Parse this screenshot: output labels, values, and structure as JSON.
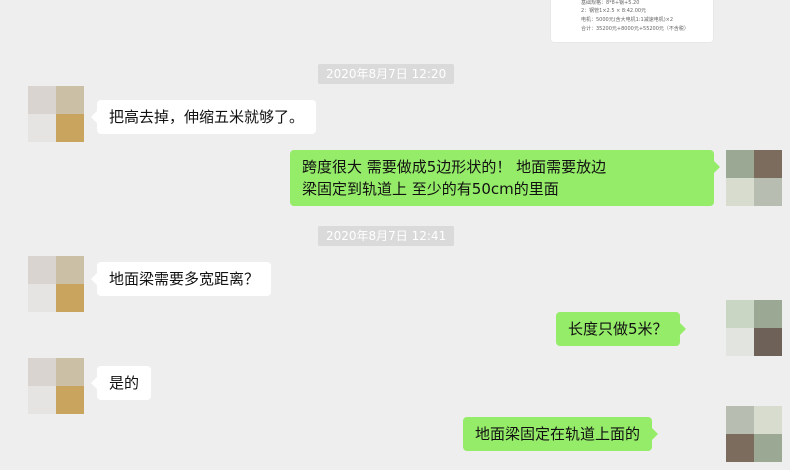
{
  "image_preview": {
    "lines": [
      "基础规格：8*8+钢+5.20",
      "2：钢管1×2.5 × 8:42.00元",
      "电机：5000元(含大电机1:1减速电机)×2",
      "合计：35200元+8000元+55200元（不含税）"
    ]
  },
  "messages": [
    {
      "type": "timestamp",
      "text": "2020年8月7日 12:20"
    },
    {
      "type": "text",
      "side": "left",
      "text": "把高去掉，伸缩五米就够了。"
    },
    {
      "type": "text",
      "side": "right",
      "lines": [
        "跨度很大  需要做成5边形状的！ 地面需要放边",
        "梁固定到轨道上  至少的有50cm的里面"
      ]
    },
    {
      "type": "timestamp",
      "text": "2020年8月7日 12:41"
    },
    {
      "type": "text",
      "side": "left",
      "text": "地面梁需要多宽距离？"
    },
    {
      "type": "text",
      "side": "right",
      "text": "长度只做5米？"
    },
    {
      "type": "text",
      "side": "left",
      "text": "是的"
    },
    {
      "type": "text",
      "side": "right",
      "text": "地面梁固定在轨道上面的"
    }
  ],
  "colors": {
    "background": "#eeeeee",
    "bubble_self": "#95ec69",
    "bubble_other": "#ffffff",
    "timestamp_bg": "#dadada"
  }
}
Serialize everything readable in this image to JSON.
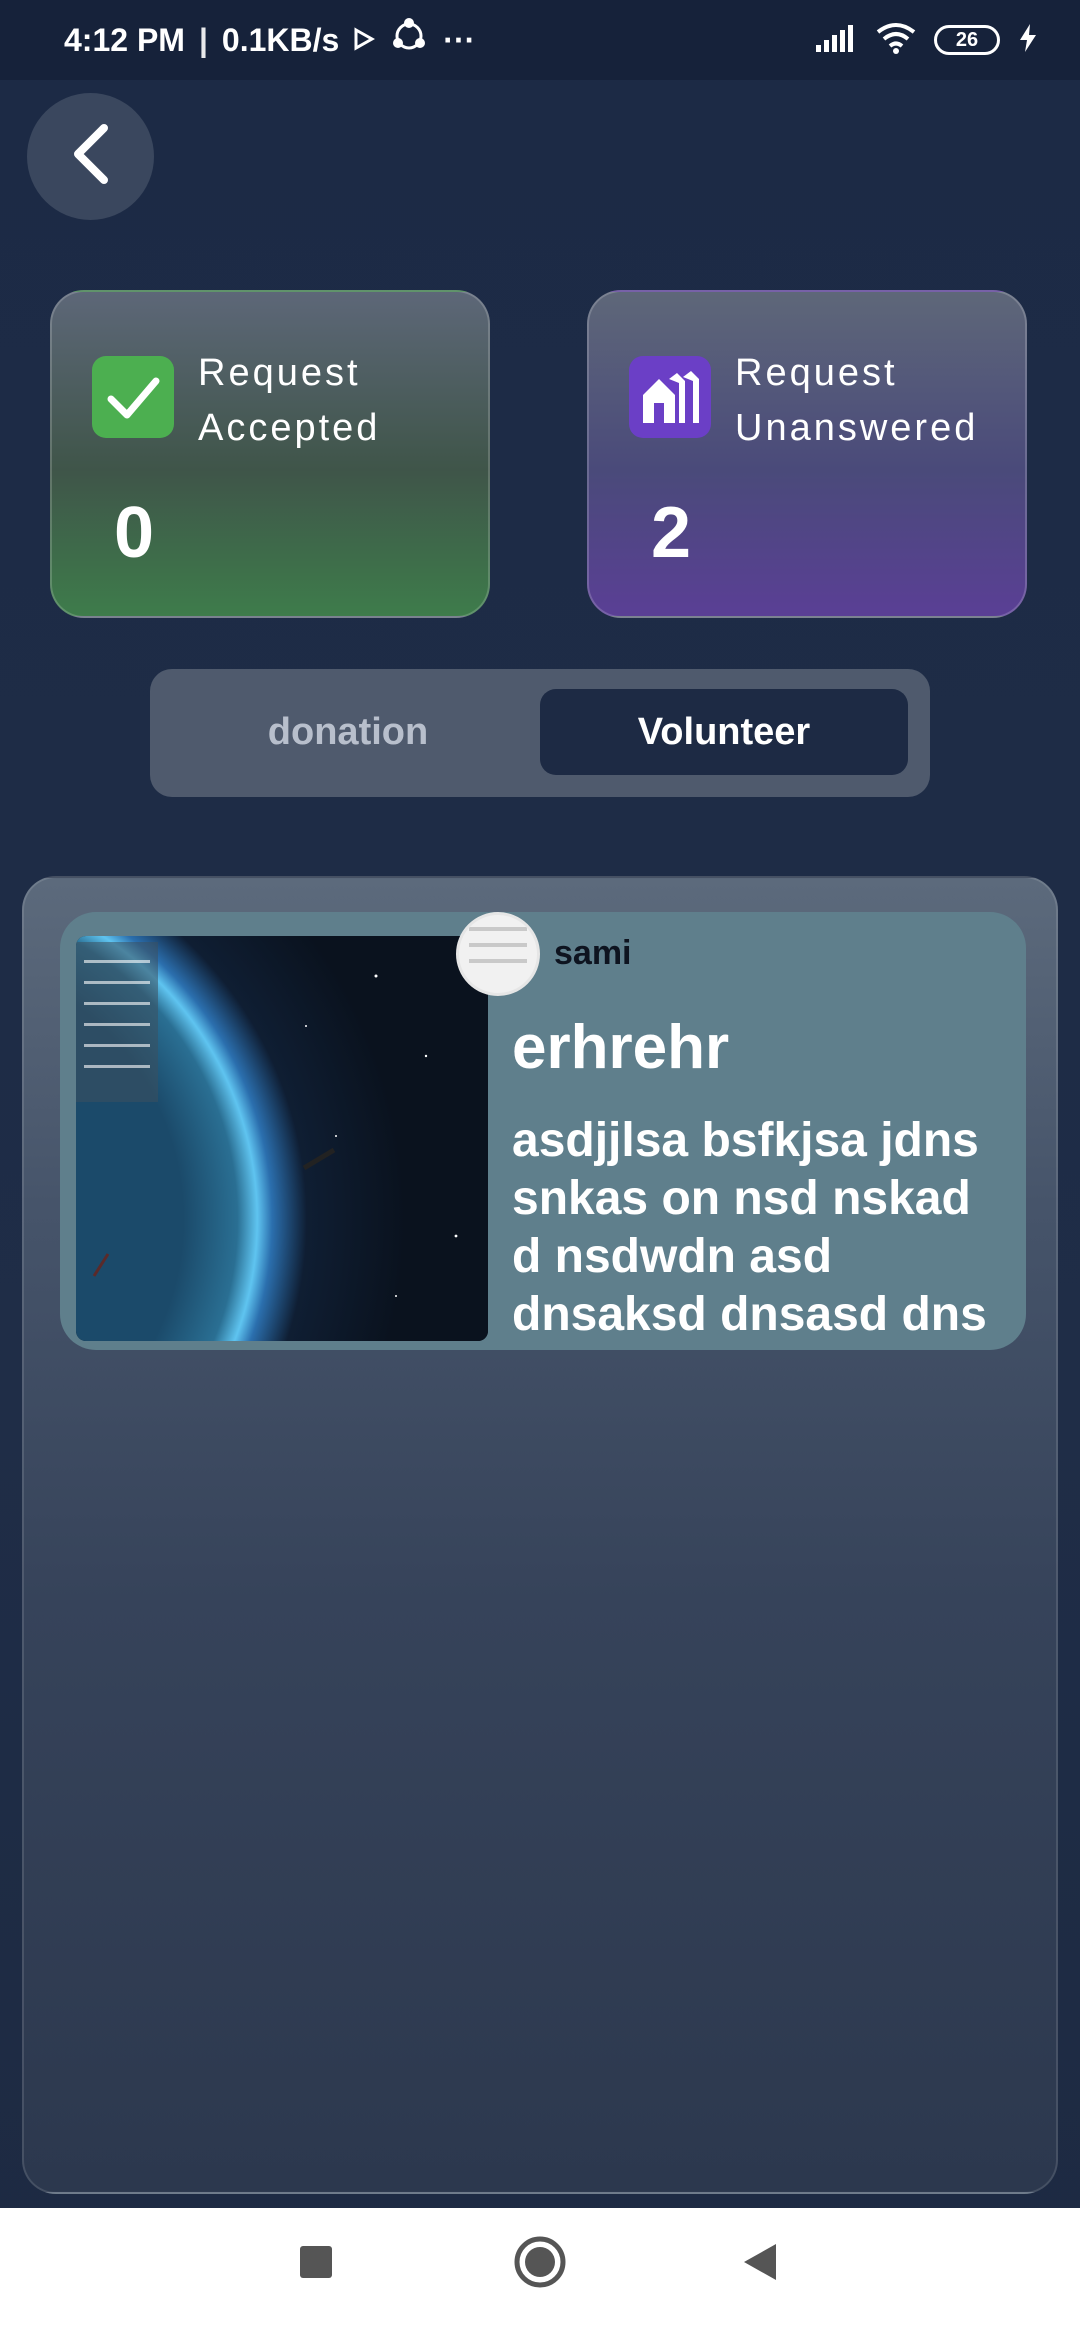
{
  "status_bar": {
    "time": "4:12 PM",
    "separator": "|",
    "speed": "0.1KB/s",
    "more": "···",
    "battery": "26"
  },
  "stats": {
    "accepted": {
      "label": "Request\nAccepted",
      "value": "0",
      "color": "#4caf50"
    },
    "unanswered": {
      "label": "Request\nUnanswered",
      "value": "2",
      "color": "#6b3fc6"
    }
  },
  "toggle": {
    "options": [
      "donation",
      "Volunteer"
    ],
    "selected": "Volunteer"
  },
  "items": [
    {
      "author": "sami",
      "title": "erhrehr",
      "description": "asdjjlsa bsfkjsa jdns snkas on nsd nskad d nsdwdn asd dnsaksd  dnsasd dns"
    }
  ]
}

== == ==

■ Directions ■
Scan the material above for the word "Request". Copy each line where it occurs.

■ In response ■
      "label": "Request\nAccepted",
      "label": "Request\nUnanswered",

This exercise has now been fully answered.